• _Task instructions_: Write out the records again with every "nav-label" swapped for "menu-label". Keep everything else the same.

(Element position data)
|---|

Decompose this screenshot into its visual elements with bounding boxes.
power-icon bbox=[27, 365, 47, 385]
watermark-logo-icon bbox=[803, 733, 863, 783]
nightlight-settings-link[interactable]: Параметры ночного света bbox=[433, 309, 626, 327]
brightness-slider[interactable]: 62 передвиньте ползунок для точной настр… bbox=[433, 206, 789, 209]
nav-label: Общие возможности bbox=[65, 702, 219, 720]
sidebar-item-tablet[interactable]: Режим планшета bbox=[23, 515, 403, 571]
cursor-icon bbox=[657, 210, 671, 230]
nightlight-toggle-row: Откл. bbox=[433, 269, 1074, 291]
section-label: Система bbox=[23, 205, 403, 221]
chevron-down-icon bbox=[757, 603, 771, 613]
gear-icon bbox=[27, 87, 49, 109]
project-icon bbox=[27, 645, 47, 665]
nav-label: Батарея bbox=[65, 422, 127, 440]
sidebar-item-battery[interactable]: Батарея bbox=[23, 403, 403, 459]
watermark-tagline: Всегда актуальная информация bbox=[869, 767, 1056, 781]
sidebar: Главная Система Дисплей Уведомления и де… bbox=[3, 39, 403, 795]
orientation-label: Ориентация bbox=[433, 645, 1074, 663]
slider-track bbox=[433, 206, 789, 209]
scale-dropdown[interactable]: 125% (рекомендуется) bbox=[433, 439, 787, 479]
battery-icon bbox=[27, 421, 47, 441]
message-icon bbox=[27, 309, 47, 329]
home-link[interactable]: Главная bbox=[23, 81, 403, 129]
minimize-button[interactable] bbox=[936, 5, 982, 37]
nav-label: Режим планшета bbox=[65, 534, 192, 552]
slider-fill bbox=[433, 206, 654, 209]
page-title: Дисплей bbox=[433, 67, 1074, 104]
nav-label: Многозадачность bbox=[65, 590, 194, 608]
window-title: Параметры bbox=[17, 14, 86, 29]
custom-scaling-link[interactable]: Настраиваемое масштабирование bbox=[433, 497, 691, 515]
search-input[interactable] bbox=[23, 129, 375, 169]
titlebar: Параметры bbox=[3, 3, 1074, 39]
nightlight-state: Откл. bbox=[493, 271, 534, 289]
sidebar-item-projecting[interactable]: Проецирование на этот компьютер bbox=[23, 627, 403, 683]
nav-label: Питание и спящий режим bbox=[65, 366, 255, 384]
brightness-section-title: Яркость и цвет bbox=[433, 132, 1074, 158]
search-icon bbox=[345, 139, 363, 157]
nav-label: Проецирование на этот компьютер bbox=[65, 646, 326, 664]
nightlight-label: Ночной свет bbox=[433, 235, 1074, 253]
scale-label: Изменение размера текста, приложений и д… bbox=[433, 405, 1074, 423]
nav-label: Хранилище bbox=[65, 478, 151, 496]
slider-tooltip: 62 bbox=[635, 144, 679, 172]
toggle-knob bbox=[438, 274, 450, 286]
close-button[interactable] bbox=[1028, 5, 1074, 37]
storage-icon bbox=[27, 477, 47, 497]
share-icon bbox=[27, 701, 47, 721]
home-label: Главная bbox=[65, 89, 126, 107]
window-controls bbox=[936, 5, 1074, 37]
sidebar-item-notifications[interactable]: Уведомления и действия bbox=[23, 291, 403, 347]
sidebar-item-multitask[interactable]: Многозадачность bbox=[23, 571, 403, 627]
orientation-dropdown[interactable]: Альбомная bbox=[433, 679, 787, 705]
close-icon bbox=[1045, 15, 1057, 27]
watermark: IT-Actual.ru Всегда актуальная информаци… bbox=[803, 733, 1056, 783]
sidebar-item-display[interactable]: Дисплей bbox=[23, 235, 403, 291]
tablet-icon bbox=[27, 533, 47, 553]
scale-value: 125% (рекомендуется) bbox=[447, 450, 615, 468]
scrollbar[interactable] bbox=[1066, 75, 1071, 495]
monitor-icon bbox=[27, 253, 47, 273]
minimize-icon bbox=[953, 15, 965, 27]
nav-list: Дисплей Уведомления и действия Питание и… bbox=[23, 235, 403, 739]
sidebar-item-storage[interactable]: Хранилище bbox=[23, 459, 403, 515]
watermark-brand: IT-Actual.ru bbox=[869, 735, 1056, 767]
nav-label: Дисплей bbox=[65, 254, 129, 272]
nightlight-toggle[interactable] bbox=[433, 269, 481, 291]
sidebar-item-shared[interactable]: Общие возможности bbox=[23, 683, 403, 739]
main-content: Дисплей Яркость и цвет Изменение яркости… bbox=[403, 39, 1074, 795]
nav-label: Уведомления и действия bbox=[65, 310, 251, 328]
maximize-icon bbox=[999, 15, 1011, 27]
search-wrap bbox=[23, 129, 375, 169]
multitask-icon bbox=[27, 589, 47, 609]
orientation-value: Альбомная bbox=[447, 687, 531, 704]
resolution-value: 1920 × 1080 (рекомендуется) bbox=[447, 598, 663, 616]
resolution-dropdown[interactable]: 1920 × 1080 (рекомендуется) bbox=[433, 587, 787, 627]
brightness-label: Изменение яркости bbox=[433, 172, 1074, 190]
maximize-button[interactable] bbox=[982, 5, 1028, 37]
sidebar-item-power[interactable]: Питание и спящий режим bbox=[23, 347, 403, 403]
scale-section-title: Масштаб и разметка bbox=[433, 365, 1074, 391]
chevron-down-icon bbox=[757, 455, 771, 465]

|---|

• _Answer to the exercise_:
Decompose this screenshot into its visual elements with bounding boxes.
power-icon bbox=[27, 365, 47, 385]
watermark-logo-icon bbox=[803, 733, 863, 783]
nightlight-settings-link[interactable]: Параметры ночного света bbox=[433, 309, 626, 327]
brightness-slider[interactable]: 62 передвиньте ползунок для точной настр… bbox=[433, 206, 789, 209]
menu-label: Общие возможности bbox=[65, 702, 219, 720]
sidebar-item-tablet[interactable]: Режим планшета bbox=[23, 515, 403, 571]
cursor-icon bbox=[657, 210, 671, 230]
nightlight-toggle-row: Откл. bbox=[433, 269, 1074, 291]
section-label: Система bbox=[23, 205, 403, 221]
chevron-down-icon bbox=[757, 603, 771, 613]
gear-icon bbox=[27, 87, 49, 109]
project-icon bbox=[27, 645, 47, 665]
menu-label: Батарея bbox=[65, 422, 127, 440]
sidebar-item-battery[interactable]: Батарея bbox=[23, 403, 403, 459]
watermark-tagline: Всегда актуальная информация bbox=[869, 767, 1056, 781]
sidebar: Главная Система Дисплей Уведомления и де… bbox=[3, 39, 403, 795]
orientation-label: Ориентация bbox=[433, 645, 1074, 663]
slider-track bbox=[433, 206, 789, 209]
scale-dropdown[interactable]: 125% (рекомендуется) bbox=[433, 439, 787, 479]
battery-icon bbox=[27, 421, 47, 441]
message-icon bbox=[27, 309, 47, 329]
home-link[interactable]: Главная bbox=[23, 81, 403, 129]
minimize-button[interactable] bbox=[936, 5, 982, 37]
menu-label: Режим планшета bbox=[65, 534, 192, 552]
slider-fill bbox=[433, 206, 654, 209]
page-title: Дисплей bbox=[433, 67, 1074, 104]
menu-label: Многозадачность bbox=[65, 590, 194, 608]
window-title: Параметры bbox=[17, 14, 86, 29]
custom-scaling-link[interactable]: Настраиваемое масштабирование bbox=[433, 497, 691, 515]
search-input[interactable] bbox=[23, 129, 375, 169]
titlebar: Параметры bbox=[3, 3, 1074, 39]
nightlight-state: Откл. bbox=[493, 271, 534, 289]
sidebar-item-projecting[interactable]: Проецирование на этот компьютер bbox=[23, 627, 403, 683]
menu-label: Питание и спящий режим bbox=[65, 366, 255, 384]
brightness-section-title: Яркость и цвет bbox=[433, 132, 1074, 158]
search-icon bbox=[345, 139, 363, 157]
menu-label: Проецирование на этот компьютер bbox=[65, 646, 326, 664]
nightlight-label: Ночной свет bbox=[433, 235, 1074, 253]
scale-label: Изменение размера текста, приложений и д… bbox=[433, 405, 1074, 423]
menu-label: Хранилище bbox=[65, 478, 151, 496]
slider-tooltip: 62 bbox=[635, 144, 679, 172]
toggle-knob bbox=[438, 274, 450, 286]
close-button[interactable] bbox=[1028, 5, 1074, 37]
storage-icon bbox=[27, 477, 47, 497]
share-icon bbox=[27, 701, 47, 721]
home-label: Главная bbox=[65, 89, 126, 107]
window-controls bbox=[936, 5, 1074, 37]
sidebar-item-notifications[interactable]: Уведомления и действия bbox=[23, 291, 403, 347]
sidebar-item-multitask[interactable]: Многозадачность bbox=[23, 571, 403, 627]
orientation-dropdown[interactable]: Альбомная bbox=[433, 679, 787, 705]
close-icon bbox=[1045, 15, 1057, 27]
watermark: IT-Actual.ru Всегда актуальная информаци… bbox=[803, 733, 1056, 783]
sidebar-item-display[interactable]: Дисплей bbox=[23, 235, 403, 291]
tablet-icon bbox=[27, 533, 47, 553]
scale-value: 125% (рекомендуется) bbox=[447, 450, 615, 468]
scrollbar[interactable] bbox=[1066, 75, 1071, 495]
monitor-icon bbox=[27, 253, 47, 273]
minimize-icon bbox=[953, 15, 965, 27]
nav-list: Дисплей Уведомления и действия Питание и… bbox=[23, 235, 403, 739]
sidebar-item-storage[interactable]: Хранилище bbox=[23, 459, 403, 515]
watermark-brand: IT-Actual.ru bbox=[869, 735, 1056, 767]
menu-label: Дисплей bbox=[65, 254, 129, 272]
nightlight-toggle[interactable] bbox=[433, 269, 481, 291]
sidebar-item-shared[interactable]: Общие возможности bbox=[23, 683, 403, 739]
main-content: Дисплей Яркость и цвет Изменение яркости… bbox=[403, 39, 1074, 795]
menu-label: Уведомления и действия bbox=[65, 310, 251, 328]
maximize-icon bbox=[999, 15, 1011, 27]
search-wrap bbox=[23, 129, 375, 169]
multitask-icon bbox=[27, 589, 47, 609]
orientation-value: Альбомная bbox=[447, 687, 531, 704]
resolution-value: 1920 × 1080 (рекомендуется) bbox=[447, 598, 663, 616]
resolution-dropdown[interactable]: 1920 × 1080 (рекомендуется) bbox=[433, 587, 787, 627]
brightness-label: Изменение яркости bbox=[433, 172, 1074, 190]
maximize-button[interactable] bbox=[982, 5, 1028, 37]
sidebar-item-power[interactable]: Питание и спящий режим bbox=[23, 347, 403, 403]
scale-section-title: Масштаб и разметка bbox=[433, 365, 1074, 391]
chevron-down-icon bbox=[757, 455, 771, 465]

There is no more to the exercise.